WHAT TO WORK ON:
For the data below, work out how many lines include the string "value" and report only the number.
········
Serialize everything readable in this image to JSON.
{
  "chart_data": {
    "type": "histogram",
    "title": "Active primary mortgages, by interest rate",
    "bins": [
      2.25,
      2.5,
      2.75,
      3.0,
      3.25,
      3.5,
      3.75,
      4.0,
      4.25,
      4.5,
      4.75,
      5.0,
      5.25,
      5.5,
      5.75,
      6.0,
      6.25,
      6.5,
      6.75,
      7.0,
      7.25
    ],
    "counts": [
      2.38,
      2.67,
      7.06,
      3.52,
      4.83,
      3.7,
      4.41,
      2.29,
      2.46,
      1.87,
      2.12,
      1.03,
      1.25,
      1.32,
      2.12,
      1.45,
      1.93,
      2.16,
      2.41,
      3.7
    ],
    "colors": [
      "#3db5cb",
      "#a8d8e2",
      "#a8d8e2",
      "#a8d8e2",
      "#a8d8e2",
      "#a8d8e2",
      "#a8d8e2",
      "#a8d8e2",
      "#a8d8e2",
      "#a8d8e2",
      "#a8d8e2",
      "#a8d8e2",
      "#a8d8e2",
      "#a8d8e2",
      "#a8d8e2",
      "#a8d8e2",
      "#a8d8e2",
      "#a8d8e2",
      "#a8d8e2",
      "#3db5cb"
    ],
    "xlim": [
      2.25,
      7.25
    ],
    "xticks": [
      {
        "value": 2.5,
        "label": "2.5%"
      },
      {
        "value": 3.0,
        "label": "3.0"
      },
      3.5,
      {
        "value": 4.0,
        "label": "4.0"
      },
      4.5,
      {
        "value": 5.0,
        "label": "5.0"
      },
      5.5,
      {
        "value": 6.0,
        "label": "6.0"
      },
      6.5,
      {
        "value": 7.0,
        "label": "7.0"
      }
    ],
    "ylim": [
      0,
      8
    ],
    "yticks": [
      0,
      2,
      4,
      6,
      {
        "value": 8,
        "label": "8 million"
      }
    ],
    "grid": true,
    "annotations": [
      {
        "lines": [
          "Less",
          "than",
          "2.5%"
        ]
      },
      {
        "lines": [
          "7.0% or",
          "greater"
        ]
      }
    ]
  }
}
········
TASK SOLUTION:
7